===== DATA LINES =====

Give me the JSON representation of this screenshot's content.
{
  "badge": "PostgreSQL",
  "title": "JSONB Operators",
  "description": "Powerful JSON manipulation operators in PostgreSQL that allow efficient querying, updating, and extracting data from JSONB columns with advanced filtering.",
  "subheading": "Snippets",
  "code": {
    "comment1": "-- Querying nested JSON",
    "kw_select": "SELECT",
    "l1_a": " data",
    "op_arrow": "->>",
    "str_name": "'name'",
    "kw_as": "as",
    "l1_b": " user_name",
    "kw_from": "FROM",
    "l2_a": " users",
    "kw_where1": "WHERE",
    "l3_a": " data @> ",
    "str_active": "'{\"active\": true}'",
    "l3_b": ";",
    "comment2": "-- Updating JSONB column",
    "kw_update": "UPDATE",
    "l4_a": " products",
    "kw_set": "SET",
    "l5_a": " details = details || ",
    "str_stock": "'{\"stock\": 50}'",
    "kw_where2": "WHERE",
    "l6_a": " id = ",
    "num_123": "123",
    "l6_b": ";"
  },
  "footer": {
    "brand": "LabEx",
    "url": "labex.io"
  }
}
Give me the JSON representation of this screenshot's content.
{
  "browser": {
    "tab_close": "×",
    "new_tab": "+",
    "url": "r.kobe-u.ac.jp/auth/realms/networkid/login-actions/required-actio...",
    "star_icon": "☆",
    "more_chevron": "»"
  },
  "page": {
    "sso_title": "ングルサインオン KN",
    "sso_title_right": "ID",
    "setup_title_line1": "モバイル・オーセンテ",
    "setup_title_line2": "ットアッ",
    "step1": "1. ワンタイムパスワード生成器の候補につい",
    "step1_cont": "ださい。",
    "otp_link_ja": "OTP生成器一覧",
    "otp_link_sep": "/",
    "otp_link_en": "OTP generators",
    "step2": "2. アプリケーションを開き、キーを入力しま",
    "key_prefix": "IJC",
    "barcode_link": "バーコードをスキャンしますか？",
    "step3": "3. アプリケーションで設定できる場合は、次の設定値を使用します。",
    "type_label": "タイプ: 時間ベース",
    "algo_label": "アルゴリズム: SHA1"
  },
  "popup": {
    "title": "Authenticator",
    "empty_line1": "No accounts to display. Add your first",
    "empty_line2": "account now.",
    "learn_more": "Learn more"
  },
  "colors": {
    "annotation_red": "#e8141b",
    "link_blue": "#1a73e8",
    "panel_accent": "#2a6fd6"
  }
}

=====

=== TASK DIRECTIONS ===
Filter the records above for "PostgreSQL" and copy every matching line.

=== CORRECT OUTPUT ===
  "badge": "PostgreSQL",
  "description": "Powerful JSON manipulation operators in PostgreSQL that allow efficient querying, updating, and extracting data from JSONB columns with advanced filtering.",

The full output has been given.